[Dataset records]
# # # # # # #
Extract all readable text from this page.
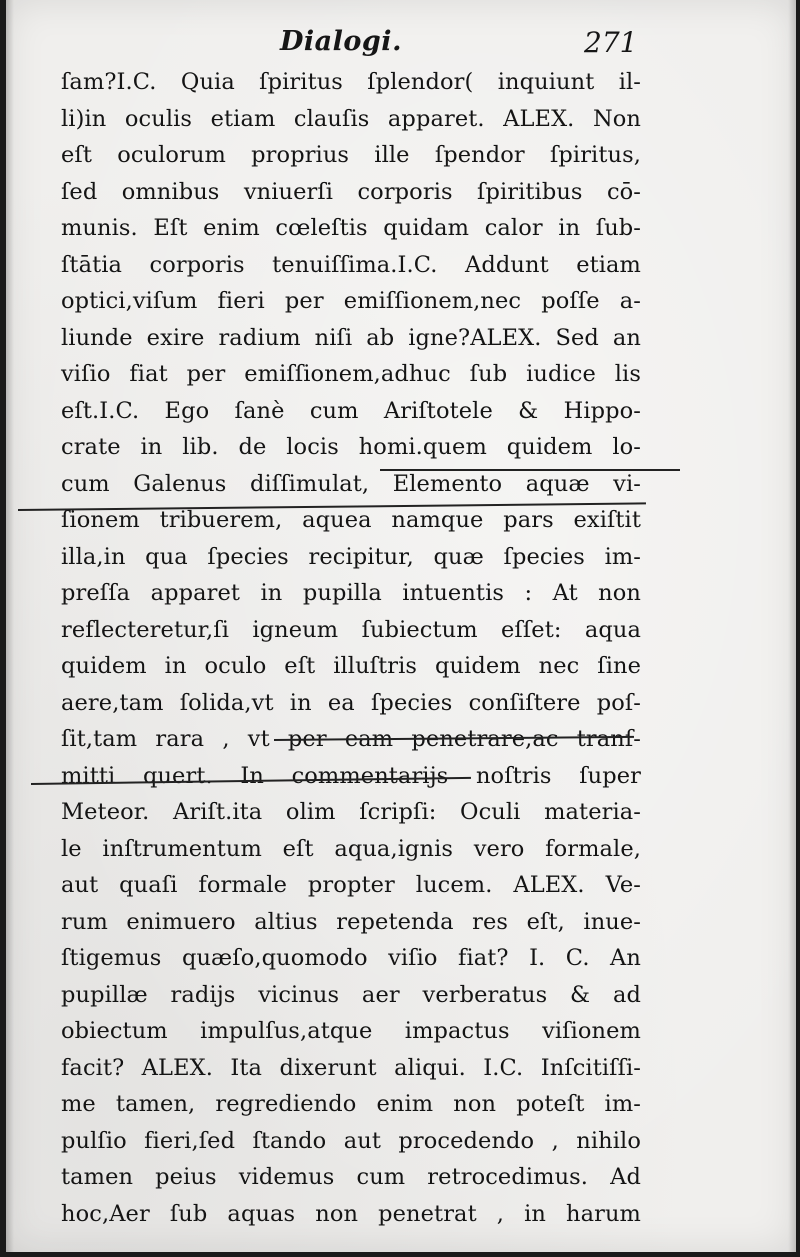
Dialogi.	271
ſam?I.C. Quia ſpiritus ſplendor( inquiunt il-
li)in oculis etiam clauſis apparet. ALEX. Non
eſt oculorum proprius ille ſpendor ſpiritus,
ſed omnibus vniuerſi corporis ſpiritibus cō-
munis. Eſt enim cœleſtis quidam calor in ſub-
ſtātia corporis tenuiſſima.I.C. Addunt etiam
optici,viſum fieri per emiſſionem,nec poſſe a-
liunde exire radium niſi ab igne?ALEX. Sed an
viſio fiat per emiſſionem,adhuc ſub iudice lis
eſt.I.C. Ego ſanè cum Ariſtotele & Hippo-
crate in lib. de locis homi.quem quidem lo-
cum Galenus diſſimulat, Elemento aquæ vi-
ſionem tribuerem, aquea namque pars exiſtit
illa,in qua ſpecies recipitur, quæ ſpecies im-
preſſa apparet in pupilla intuentis : At non
reflecteretur,ſi igneum ſubiectum eſſet: aqua
quidem in oculo eſt illuſtris quidem nec ſine
aere,tam ſolida,vt in ea ſpecies conſiſtere poſ-
ſit,tam rara , vt per eam penetrare,ac tranſ-
mitti quert. In commentarijs noſtris ſuper
Meteor. Ariſt.ita olim ſcripſi: Oculi materia-
le inſtrumentum eſt aqua,ignis vero formale,
aut quaſi formale propter lucem. ALEX. Ve-
rum enimuero altius repetenda res eſt, inue-
ſtigemus quæſo,quomodo viſio fiat? I. C. An
pupillæ radijs vicinus aer verberatus & ad
obiectum impulſus,atque impactus viſionem
facit? ALEX. Ita dixerunt aliqui. I.C. Inſcitiſſi-
me tamen, regrediendo enim non poteſt im-
pulſio fieri,ſed ſtando aut procedendo , nihilo
tamen peius videmus cum retrocedimus. Ad
hoc,Aer ſub aquas non penetrat , in harum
# # # # # # #
Give only the number of lines in the records that contain the string "etiam".

TASK OUTPUT: 2